Written instruction - From the entries that follow, list every line in which the string "xlabel" appears.

— start of Supplied data —

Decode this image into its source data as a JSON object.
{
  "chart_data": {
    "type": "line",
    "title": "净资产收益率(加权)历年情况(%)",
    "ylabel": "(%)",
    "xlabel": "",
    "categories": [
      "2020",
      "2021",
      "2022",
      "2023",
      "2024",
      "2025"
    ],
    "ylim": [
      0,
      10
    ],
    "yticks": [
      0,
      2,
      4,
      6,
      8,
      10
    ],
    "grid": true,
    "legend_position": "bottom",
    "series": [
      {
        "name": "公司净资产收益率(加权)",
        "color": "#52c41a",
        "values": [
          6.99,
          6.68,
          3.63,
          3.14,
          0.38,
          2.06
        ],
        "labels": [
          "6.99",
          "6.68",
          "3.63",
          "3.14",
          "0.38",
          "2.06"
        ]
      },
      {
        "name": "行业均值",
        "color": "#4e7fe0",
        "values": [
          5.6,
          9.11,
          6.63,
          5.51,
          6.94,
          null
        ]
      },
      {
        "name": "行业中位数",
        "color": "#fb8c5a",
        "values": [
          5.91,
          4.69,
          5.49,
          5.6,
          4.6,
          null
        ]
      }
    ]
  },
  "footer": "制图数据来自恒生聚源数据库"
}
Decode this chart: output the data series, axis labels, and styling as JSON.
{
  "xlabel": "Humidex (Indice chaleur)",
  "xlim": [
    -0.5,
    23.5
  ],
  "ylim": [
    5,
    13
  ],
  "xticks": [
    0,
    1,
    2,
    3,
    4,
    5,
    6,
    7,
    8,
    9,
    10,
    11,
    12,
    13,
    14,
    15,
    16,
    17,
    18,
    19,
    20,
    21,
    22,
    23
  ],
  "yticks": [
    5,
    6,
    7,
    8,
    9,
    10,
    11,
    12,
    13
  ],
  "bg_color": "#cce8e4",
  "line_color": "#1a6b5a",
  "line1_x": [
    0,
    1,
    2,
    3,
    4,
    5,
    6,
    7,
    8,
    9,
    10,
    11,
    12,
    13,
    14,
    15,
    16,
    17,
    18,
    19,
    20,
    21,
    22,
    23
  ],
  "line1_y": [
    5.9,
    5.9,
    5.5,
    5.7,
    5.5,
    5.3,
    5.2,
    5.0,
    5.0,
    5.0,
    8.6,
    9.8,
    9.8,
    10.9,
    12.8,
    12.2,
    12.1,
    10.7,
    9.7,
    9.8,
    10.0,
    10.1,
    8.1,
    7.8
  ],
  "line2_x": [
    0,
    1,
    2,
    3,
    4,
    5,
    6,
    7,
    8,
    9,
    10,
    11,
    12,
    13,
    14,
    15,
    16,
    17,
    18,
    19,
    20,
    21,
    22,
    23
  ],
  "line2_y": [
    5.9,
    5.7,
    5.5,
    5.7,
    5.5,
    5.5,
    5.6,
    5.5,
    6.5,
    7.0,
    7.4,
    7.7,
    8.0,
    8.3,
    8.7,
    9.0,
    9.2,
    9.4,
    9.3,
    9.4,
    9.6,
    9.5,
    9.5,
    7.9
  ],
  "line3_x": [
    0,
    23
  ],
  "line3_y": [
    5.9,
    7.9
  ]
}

— end of Supplied data —

Written answer -
    "xlabel": "",
  "xlabel": "Humidex (Indice chaleur)",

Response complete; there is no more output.